BEGIN
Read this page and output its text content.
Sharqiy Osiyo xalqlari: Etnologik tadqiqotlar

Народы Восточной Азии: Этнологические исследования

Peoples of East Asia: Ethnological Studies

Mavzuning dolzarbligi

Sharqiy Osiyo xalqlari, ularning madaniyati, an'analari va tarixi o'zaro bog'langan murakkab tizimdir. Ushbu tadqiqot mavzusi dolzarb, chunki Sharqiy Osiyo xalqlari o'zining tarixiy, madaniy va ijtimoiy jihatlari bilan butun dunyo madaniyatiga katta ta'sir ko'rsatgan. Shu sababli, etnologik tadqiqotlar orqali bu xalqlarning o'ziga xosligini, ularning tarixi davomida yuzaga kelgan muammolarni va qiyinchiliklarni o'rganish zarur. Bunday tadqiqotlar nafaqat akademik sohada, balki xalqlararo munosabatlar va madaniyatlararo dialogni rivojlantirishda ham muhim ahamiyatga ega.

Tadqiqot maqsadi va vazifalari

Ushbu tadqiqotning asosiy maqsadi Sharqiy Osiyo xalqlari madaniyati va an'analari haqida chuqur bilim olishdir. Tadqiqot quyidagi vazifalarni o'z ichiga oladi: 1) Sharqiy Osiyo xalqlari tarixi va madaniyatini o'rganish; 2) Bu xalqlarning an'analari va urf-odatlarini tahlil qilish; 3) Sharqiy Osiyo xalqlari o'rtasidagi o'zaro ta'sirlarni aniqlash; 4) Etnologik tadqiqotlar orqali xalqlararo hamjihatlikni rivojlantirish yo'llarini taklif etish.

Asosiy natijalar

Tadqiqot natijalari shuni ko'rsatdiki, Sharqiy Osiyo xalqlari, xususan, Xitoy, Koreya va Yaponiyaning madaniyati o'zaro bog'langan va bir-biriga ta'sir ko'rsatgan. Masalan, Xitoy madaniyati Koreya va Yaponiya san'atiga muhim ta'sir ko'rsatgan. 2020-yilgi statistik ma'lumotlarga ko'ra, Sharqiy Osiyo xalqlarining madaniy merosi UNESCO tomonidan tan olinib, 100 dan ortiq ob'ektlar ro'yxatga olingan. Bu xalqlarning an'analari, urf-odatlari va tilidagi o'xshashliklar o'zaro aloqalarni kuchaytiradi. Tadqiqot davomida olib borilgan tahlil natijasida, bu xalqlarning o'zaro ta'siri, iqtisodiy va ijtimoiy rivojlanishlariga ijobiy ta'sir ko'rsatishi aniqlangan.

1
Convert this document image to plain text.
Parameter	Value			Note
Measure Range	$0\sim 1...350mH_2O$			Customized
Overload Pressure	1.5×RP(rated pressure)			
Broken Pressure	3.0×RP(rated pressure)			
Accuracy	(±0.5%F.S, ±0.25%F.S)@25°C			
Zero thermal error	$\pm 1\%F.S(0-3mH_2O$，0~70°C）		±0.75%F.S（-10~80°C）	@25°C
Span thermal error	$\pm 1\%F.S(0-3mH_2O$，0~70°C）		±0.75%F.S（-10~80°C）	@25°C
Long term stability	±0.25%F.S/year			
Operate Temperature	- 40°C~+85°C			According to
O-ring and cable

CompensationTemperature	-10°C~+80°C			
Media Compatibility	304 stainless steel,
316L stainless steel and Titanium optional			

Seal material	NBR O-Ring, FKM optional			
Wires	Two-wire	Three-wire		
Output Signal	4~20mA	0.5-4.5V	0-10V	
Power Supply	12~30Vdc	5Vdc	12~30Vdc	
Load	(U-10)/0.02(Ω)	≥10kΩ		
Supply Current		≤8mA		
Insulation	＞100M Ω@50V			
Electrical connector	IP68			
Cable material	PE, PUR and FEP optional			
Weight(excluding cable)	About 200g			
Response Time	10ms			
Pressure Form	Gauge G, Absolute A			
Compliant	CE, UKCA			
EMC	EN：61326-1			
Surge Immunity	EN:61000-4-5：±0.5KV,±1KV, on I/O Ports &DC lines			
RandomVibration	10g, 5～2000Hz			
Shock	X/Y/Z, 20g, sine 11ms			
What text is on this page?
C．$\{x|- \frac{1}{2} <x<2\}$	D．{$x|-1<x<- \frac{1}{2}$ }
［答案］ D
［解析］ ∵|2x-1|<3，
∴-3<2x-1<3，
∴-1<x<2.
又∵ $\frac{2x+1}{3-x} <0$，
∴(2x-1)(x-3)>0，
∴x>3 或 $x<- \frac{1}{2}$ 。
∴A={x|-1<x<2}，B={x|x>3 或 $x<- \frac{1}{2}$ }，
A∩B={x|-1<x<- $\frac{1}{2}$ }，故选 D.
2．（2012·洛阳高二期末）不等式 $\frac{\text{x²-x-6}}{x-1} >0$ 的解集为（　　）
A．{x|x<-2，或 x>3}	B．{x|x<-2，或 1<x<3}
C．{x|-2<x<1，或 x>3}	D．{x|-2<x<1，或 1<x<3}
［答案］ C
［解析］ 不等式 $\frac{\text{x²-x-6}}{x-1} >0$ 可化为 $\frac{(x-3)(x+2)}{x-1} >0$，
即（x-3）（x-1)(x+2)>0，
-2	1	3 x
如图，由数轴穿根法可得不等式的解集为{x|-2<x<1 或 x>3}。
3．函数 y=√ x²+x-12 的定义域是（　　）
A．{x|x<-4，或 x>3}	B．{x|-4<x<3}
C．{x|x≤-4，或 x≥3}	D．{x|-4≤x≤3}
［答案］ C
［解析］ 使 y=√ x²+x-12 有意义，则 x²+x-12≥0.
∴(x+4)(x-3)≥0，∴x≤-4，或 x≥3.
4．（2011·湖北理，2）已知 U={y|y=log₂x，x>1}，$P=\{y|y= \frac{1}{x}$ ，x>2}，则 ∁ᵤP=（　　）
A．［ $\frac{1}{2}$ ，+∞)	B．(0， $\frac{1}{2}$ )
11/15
END
**Challenge:**
Check each line above for the string "Supply" and show the ones that have it.

**Complete response:**
Power Supply	12~30Vdc	5Vdc	12~30Vdc	
Supply Current		≤8mA		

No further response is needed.